start

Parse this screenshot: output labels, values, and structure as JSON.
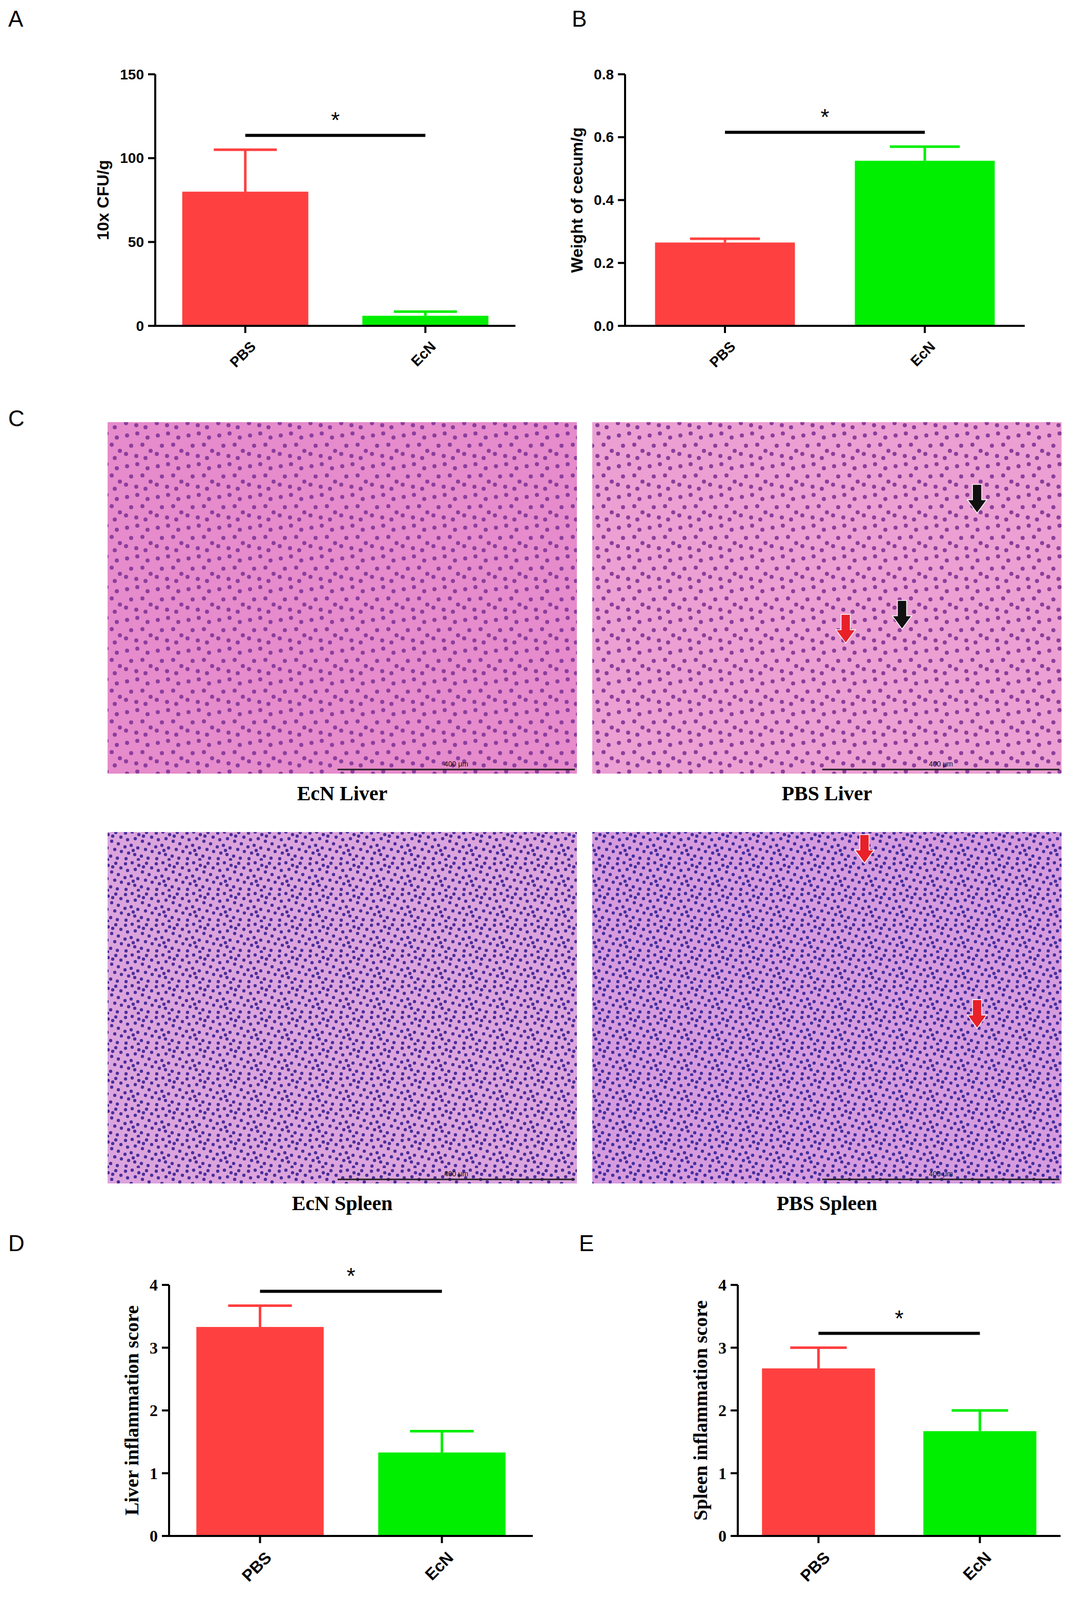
{
  "chart_data": [
    {
      "panel": "A",
      "type": "bar",
      "categories": [
        "PBS",
        "EcN"
      ],
      "values": [
        80,
        6
      ],
      "errors": [
        25,
        2.5
      ],
      "colors": [
        "#ff4040",
        "#00ee00"
      ],
      "y_label": "10x CFU/g",
      "ylim": [
        0,
        150
      ],
      "yticks": [
        0,
        50,
        100,
        150
      ],
      "annotation": "*"
    },
    {
      "panel": "B",
      "type": "bar",
      "categories": [
        "PBS",
        "EcN"
      ],
      "values": [
        0.265,
        0.525
      ],
      "errors": [
        0.012,
        0.045
      ],
      "colors": [
        "#ff4040",
        "#00ee00"
      ],
      "y_label": "Weight of cecum/g",
      "ylim": [
        0,
        0.8
      ],
      "yticks": [
        {
          "value": 0,
          "label": "0.0"
        },
        0.2,
        0.4,
        0.6,
        0.8
      ],
      "annotation": "*"
    },
    {
      "panel": "D",
      "type": "bar",
      "categories": [
        "PBS",
        "EcN"
      ],
      "values": [
        3.33,
        1.33
      ],
      "errors": [
        0.34,
        0.34
      ],
      "colors": [
        "#ff4040",
        "#00ee00"
      ],
      "y_label": "Liver inflammation score",
      "ylim": [
        0,
        4
      ],
      "yticks": [
        0,
        1,
        2,
        3,
        4
      ],
      "annotation": "*"
    },
    {
      "panel": "E",
      "type": "bar",
      "categories": [
        "PBS",
        "EcN"
      ],
      "values": [
        2.67,
        1.67
      ],
      "errors": [
        0.33,
        0.33
      ],
      "colors": [
        "#ff4040",
        "#00ee00"
      ],
      "y_label": "Spleen inflammation score",
      "ylim": [
        0,
        4
      ],
      "yticks": [
        0,
        1,
        2,
        3,
        4
      ],
      "annotation": "*"
    }
  ],
  "images": {
    "panel": "C",
    "items": [
      {
        "label": "EcN Liver",
        "scale_bar": "400 μm"
      },
      {
        "label": "PBS Liver",
        "scale_bar": "400 μm"
      },
      {
        "label": "EcN Spleen",
        "scale_bar": "400 μm"
      },
      {
        "label": "PBS Spleen",
        "scale_bar": "400 μm"
      }
    ]
  }
}
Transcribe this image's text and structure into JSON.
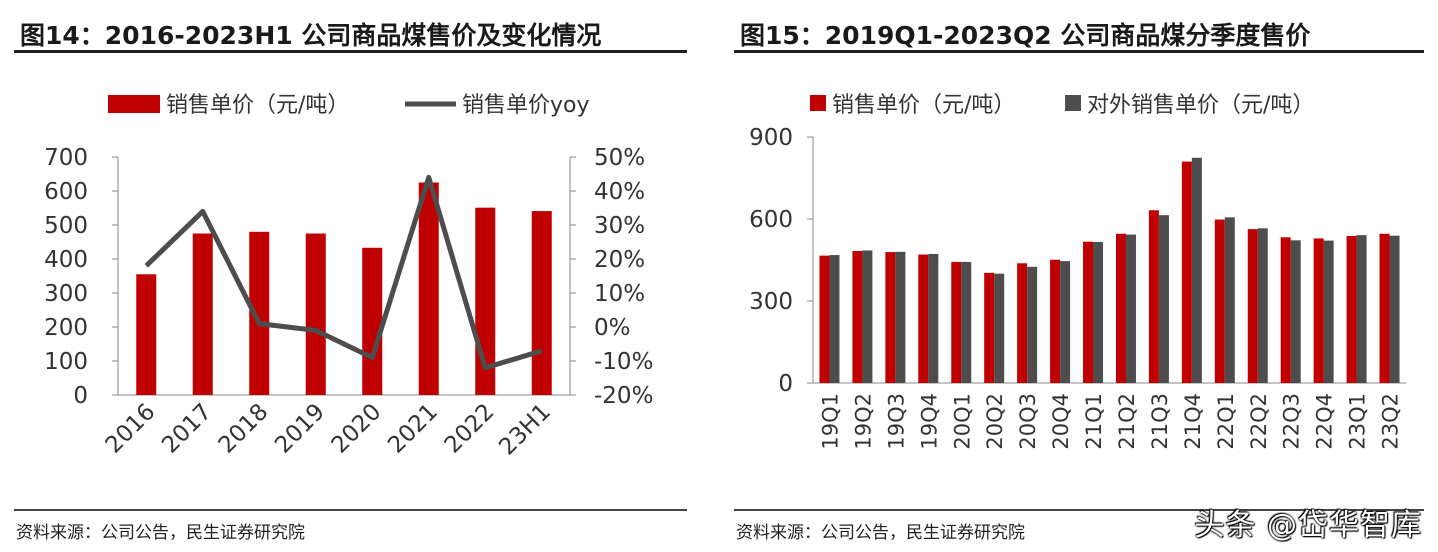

end

WHAT THE TASK REQUIRES:
Identify every line holding the word "structure" and copy it out.

IN RESPONSE:
Parse this screenshot: output labels, values, and structure as JSON.
Transcribe this image's text and structure into JSON.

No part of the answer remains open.